## Written task
Could you reproduce every one of the rows below word for word, leaving out the pictures?

[Stored data entries]
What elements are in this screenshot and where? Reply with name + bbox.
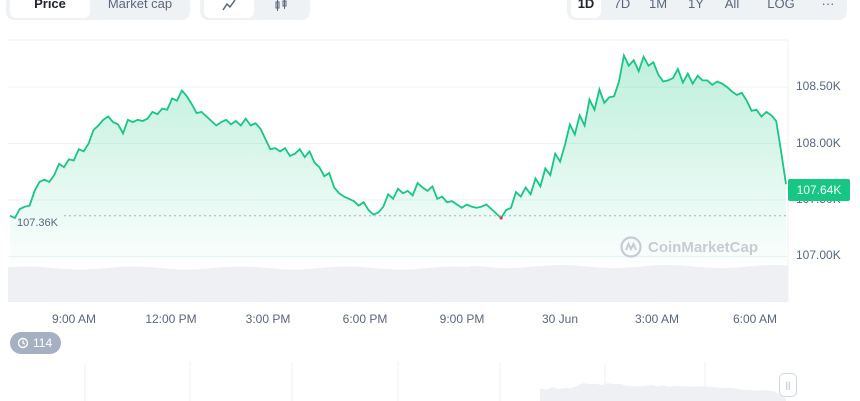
range-7d[interactable]: 7D [613,0,631,11]
log-toggle[interactable]: LOG [767,0,795,11]
line-chart-icon [222,0,236,10]
y-tick-label: 107.00K [796,248,841,263]
x-tick-label: 6:00 PM [342,312,388,326]
chart-type-toggle [200,0,310,20]
x-tick-label: 3:00 AM [634,312,680,326]
x-tick-label: 9:00 PM [439,312,485,326]
navigator-handle[interactable]: || [779,373,797,397]
candlestick-icon [275,0,287,11]
watermark: CoinMarketCap [620,236,758,258]
current-price-badge: 107.64K [788,179,850,201]
x-tick-label: 9:00 AM [51,312,97,326]
metric-tabs: Price Market cap [6,0,190,20]
price-area [10,55,786,262]
tab-market-cap[interactable]: Market cap [107,0,173,11]
x-tick-label: 3:00 PM [245,312,291,326]
navigator-area [540,383,786,401]
watermark-text: CoinMarketCap [648,238,759,256]
history-button[interactable]: 114 [10,332,62,354]
candlestick-button[interactable] [256,0,306,20]
reference-price-label: 107.36K [17,217,58,229]
low-point-marker [499,216,503,220]
x-tick-label: 12:00 PM [145,312,197,326]
y-tick-label: 108.00K [796,135,841,150]
range-1m[interactable]: 1M [648,0,668,11]
y-tick-label: 108.50K [796,79,841,94]
range-selector: 1D 7D 1M 1Y All LOG ··· [567,0,847,20]
more-options-button[interactable]: ··· [821,0,835,11]
price-line [9,52,787,220]
volume-band [8,265,788,302]
x-tick-label: 6:00 AM [732,312,778,326]
x-tick-label: 30 Jun [541,312,579,326]
tab-price[interactable]: Price [10,0,90,18]
line-chart-button[interactable] [204,0,254,18]
range-1d[interactable]: 1D [571,0,601,18]
history-count: 114 [33,336,53,350]
history-icon [17,337,29,349]
coinmarketcap-logo-icon [620,236,642,258]
range-1y[interactable]: 1Y [688,0,704,11]
range-all[interactable]: All [724,0,740,11]
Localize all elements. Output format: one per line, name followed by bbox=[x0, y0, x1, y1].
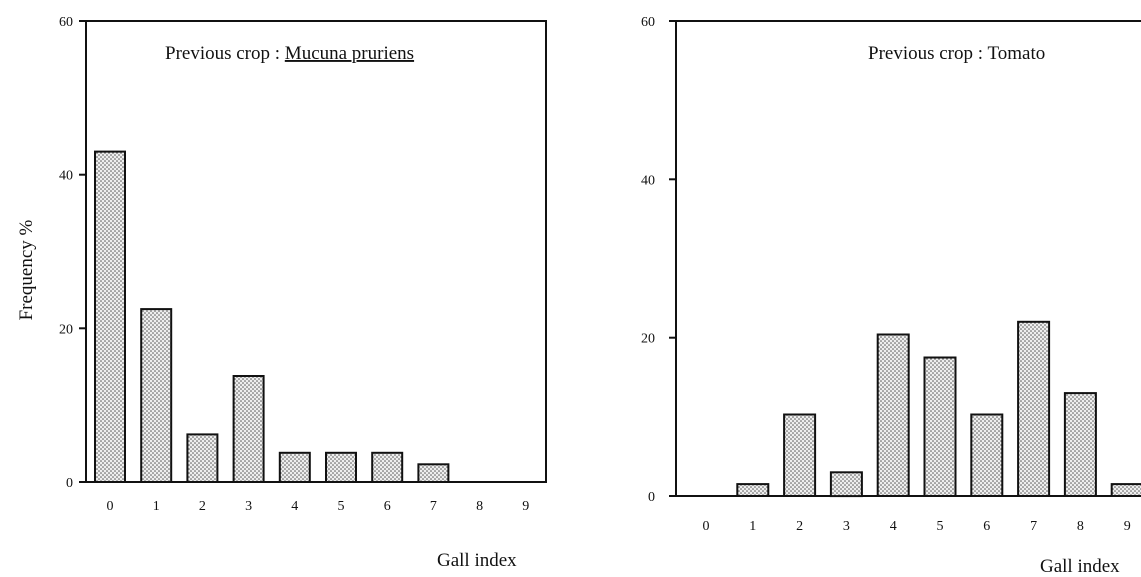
bars bbox=[736, 320, 1141, 498]
x-ticks: 0 1 2 3 4 5 6 7 8 9 bbox=[703, 519, 1131, 534]
bar-gall-3 bbox=[232, 375, 265, 483]
bar-gall-1 bbox=[736, 483, 770, 498]
bars bbox=[94, 150, 450, 483]
chart-title-prefix: Previous crop : bbox=[165, 43, 285, 64]
x-tick-label: 4 bbox=[890, 519, 897, 534]
x-axis-label: Gall index bbox=[437, 550, 517, 571]
x-tick-label: 1 bbox=[749, 519, 756, 534]
bar-gall-4 bbox=[278, 451, 311, 483]
x-tick-label: 0 bbox=[107, 499, 114, 514]
bar-gall-9 bbox=[1110, 483, 1141, 498]
bar-gall-5 bbox=[325, 451, 357, 483]
bar-gall-0 bbox=[94, 150, 126, 483]
y-tick-label: 60 bbox=[641, 15, 655, 30]
y-axis-label: Frequency % bbox=[16, 219, 37, 320]
bar-gall-6 bbox=[371, 451, 404, 483]
x-tick-label: 2 bbox=[199, 499, 206, 514]
x-tick-label: 9 bbox=[522, 499, 529, 514]
bar-gall-3 bbox=[829, 471, 863, 498]
bar-gall-6 bbox=[970, 413, 1004, 497]
chart-mucuna: Previous crop : Mucuna pruriens Frequenc… bbox=[16, 15, 547, 571]
x-tick-label: 7 bbox=[1030, 519, 1037, 534]
x-tick-label: 2 bbox=[796, 519, 803, 534]
bar-gall-7 bbox=[1017, 320, 1051, 497]
bar-gall-5 bbox=[923, 356, 957, 497]
x-tick-label: 3 bbox=[843, 519, 850, 534]
x-tick-label: 0 bbox=[703, 519, 710, 534]
y-tick-label: 0 bbox=[648, 490, 655, 505]
x-tick-label: 1 bbox=[153, 499, 160, 514]
y-tick-label: 20 bbox=[59, 322, 73, 337]
y-tick-label: 40 bbox=[641, 173, 655, 188]
chart-title-prefix: Previous crop : bbox=[868, 43, 987, 64]
chart-title-crop: Mucuna pruriens bbox=[285, 43, 414, 64]
plot-frame bbox=[85, 20, 547, 483]
y-ticks: 0 20 40 60 bbox=[59, 15, 86, 491]
bar-gall-7 bbox=[417, 463, 450, 483]
y-ticks: 0 20 40 60 bbox=[641, 15, 676, 505]
x-tick-label: 8 bbox=[1077, 519, 1084, 534]
bar-gall-8 bbox=[1063, 392, 1097, 498]
chart-tomato: Previous crop : Tomato Gall index 020406… bbox=[641, 15, 1141, 577]
y-tick-label: 60 bbox=[59, 15, 73, 30]
x-tick-label: 9 bbox=[1124, 519, 1131, 534]
x-tick-label: 3 bbox=[245, 499, 252, 514]
y-tick-label: 40 bbox=[59, 169, 73, 184]
x-tick-label: 6 bbox=[384, 499, 391, 514]
x-tick-label: 5 bbox=[937, 519, 944, 534]
bar-gall-2 bbox=[186, 433, 219, 483]
bar-gall-1 bbox=[140, 308, 173, 483]
x-tick-label: 7 bbox=[430, 499, 437, 514]
x-tick-label: 5 bbox=[338, 499, 345, 514]
chart-title: Previous crop : Tomato bbox=[868, 43, 1045, 64]
chart-title: Previous crop : Mucuna pruriens bbox=[165, 43, 414, 64]
x-ticks: 0 1 2 3 4 5 6 7 8 9 bbox=[107, 499, 530, 514]
y-tick-label: 0 bbox=[66, 476, 73, 491]
bar-gall-4 bbox=[876, 333, 910, 497]
y-tick-label: 20 bbox=[641, 332, 655, 347]
x-tick-label: 4 bbox=[291, 499, 298, 514]
x-tick-label: 6 bbox=[983, 519, 990, 534]
chart-title-crop: Tomato bbox=[987, 43, 1045, 64]
bar-gall-2 bbox=[783, 413, 817, 497]
x-axis-label: Gall index bbox=[1040, 556, 1120, 577]
x-tick-label: 8 bbox=[476, 499, 483, 514]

## Solution for this problem
What elements are in this screenshot and where? Reply with name + bbox.
range-7d[interactable]: 7D [613,0,631,11]
log-toggle[interactable]: LOG [767,0,795,11]
line-chart-icon [222,0,236,10]
y-tick-label: 107.00K [796,248,841,263]
x-tick-label: 6:00 PM [342,312,388,326]
chart-type-toggle [200,0,310,20]
x-tick-label: 3:00 AM [634,312,680,326]
x-tick-label: 9:00 PM [439,312,485,326]
navigator-handle[interactable]: || [779,373,797,397]
candlestick-icon [275,0,287,11]
watermark: CoinMarketCap [620,236,758,258]
current-price-badge: 107.64K [788,179,850,201]
x-tick-label: 9:00 AM [51,312,97,326]
metric-tabs: Price Market cap [6,0,190,20]
price-area [10,55,786,262]
tab-market-cap[interactable]: Market cap [107,0,173,11]
x-tick-label: 3:00 PM [245,312,291,326]
navigator-area [540,383,786,401]
watermark-text: CoinMarketCap [648,238,759,256]
history-button[interactable]: 114 [10,332,62,354]
candlestick-button[interactable] [256,0,306,20]
reference-price-label: 107.36K [17,217,58,229]
low-point-marker [499,216,503,220]
x-tick-label: 12:00 PM [145,312,197,326]
y-tick-label: 108.00K [796,135,841,150]
range-1m[interactable]: 1M [648,0,668,11]
y-tick-label: 108.50K [796,79,841,94]
range-selector: 1D 7D 1M 1Y All LOG ··· [567,0,847,20]
more-options-button[interactable]: ··· [821,0,835,11]
price-line [9,52,787,220]
volume-band [8,265,788,302]
x-tick-label: 6:00 AM [732,312,778,326]
x-tick-label: 30 Jun [541,312,579,326]
tab-price[interactable]: Price [10,0,90,18]
line-chart-button[interactable] [204,0,254,18]
range-1d[interactable]: 1D [571,0,601,18]
history-count: 114 [33,336,53,350]
history-icon [17,337,29,349]
coinmarketcap-logo-icon [620,236,642,258]
range-1y[interactable]: 1Y [688,0,704,11]
range-all[interactable]: All [724,0,740,11]
Localize all elements. Output format: one per line, name followed by bbox=[x0, y0, x1, y1].
bars bbox=[736, 320, 1141, 498]
x-ticks: 0 1 2 3 4 5 6 7 8 9 bbox=[703, 519, 1131, 534]
bar-gall-3 bbox=[232, 375, 265, 483]
bar-gall-1 bbox=[736, 483, 770, 498]
bars bbox=[94, 150, 450, 483]
chart-title-prefix: Previous crop : bbox=[165, 43, 285, 64]
x-tick-label: 4 bbox=[890, 519, 897, 534]
x-axis-label: Gall index bbox=[437, 550, 517, 571]
x-tick-label: 1 bbox=[749, 519, 756, 534]
bar-gall-4 bbox=[278, 451, 311, 483]
x-tick-label: 0 bbox=[107, 499, 114, 514]
bar-gall-9 bbox=[1110, 483, 1141, 498]
bar-gall-5 bbox=[325, 451, 357, 483]
bar-gall-0 bbox=[94, 150, 126, 483]
y-tick-label: 60 bbox=[641, 15, 655, 30]
y-axis-label: Frequency % bbox=[16, 219, 37, 320]
bar-gall-6 bbox=[371, 451, 404, 483]
x-tick-label: 2 bbox=[199, 499, 206, 514]
x-tick-label: 9 bbox=[522, 499, 529, 514]
bar-gall-3 bbox=[829, 471, 863, 498]
bar-gall-6 bbox=[970, 413, 1004, 497]
chart-mucuna: Previous crop : Mucuna pruriens Frequenc… bbox=[16, 15, 547, 571]
x-tick-label: 7 bbox=[1030, 519, 1037, 534]
x-tick-label: 2 bbox=[796, 519, 803, 534]
bar-gall-7 bbox=[1017, 320, 1051, 497]
bar-gall-5 bbox=[923, 356, 957, 497]
x-tick-label: 3 bbox=[843, 519, 850, 534]
x-tick-label: 0 bbox=[703, 519, 710, 534]
y-tick-label: 0 bbox=[648, 490, 655, 505]
x-tick-label: 1 bbox=[153, 499, 160, 514]
y-tick-label: 20 bbox=[59, 322, 73, 337]
y-tick-label: 40 bbox=[641, 173, 655, 188]
chart-title-prefix: Previous crop : bbox=[868, 43, 987, 64]
chart-title-crop: Mucuna pruriens bbox=[285, 43, 414, 64]
plot-frame bbox=[85, 20, 547, 483]
y-ticks: 0 20 40 60 bbox=[59, 15, 86, 491]
bar-gall-7 bbox=[417, 463, 450, 483]
y-ticks: 0 20 40 60 bbox=[641, 15, 676, 505]
x-tick-label: 8 bbox=[1077, 519, 1084, 534]
bar-gall-8 bbox=[1063, 392, 1097, 498]
chart-tomato: Previous crop : Tomato Gall index 020406… bbox=[641, 15, 1141, 577]
y-tick-label: 60 bbox=[59, 15, 73, 30]
x-tick-label: 9 bbox=[1124, 519, 1131, 534]
x-tick-label: 3 bbox=[245, 499, 252, 514]
y-tick-label: 40 bbox=[59, 169, 73, 184]
x-tick-label: 6 bbox=[384, 499, 391, 514]
x-tick-label: 5 bbox=[937, 519, 944, 534]
bar-gall-2 bbox=[186, 433, 219, 483]
bar-gall-1 bbox=[140, 308, 173, 483]
x-tick-label: 7 bbox=[430, 499, 437, 514]
x-tick-label: 5 bbox=[338, 499, 345, 514]
chart-title: Previous crop : Tomato bbox=[868, 43, 1045, 64]
chart-title: Previous crop : Mucuna pruriens bbox=[165, 43, 414, 64]
x-ticks: 0 1 2 3 4 5 6 7 8 9 bbox=[107, 499, 530, 514]
y-tick-label: 0 bbox=[66, 476, 73, 491]
bar-gall-4 bbox=[876, 333, 910, 497]
y-tick-label: 20 bbox=[641, 332, 655, 347]
x-tick-label: 4 bbox=[291, 499, 298, 514]
x-tick-label: 6 bbox=[983, 519, 990, 534]
chart-title-crop: Tomato bbox=[987, 43, 1045, 64]
bar-gall-2 bbox=[783, 413, 817, 497]
x-axis-label: Gall index bbox=[1040, 556, 1120, 577]
x-tick-label: 8 bbox=[476, 499, 483, 514]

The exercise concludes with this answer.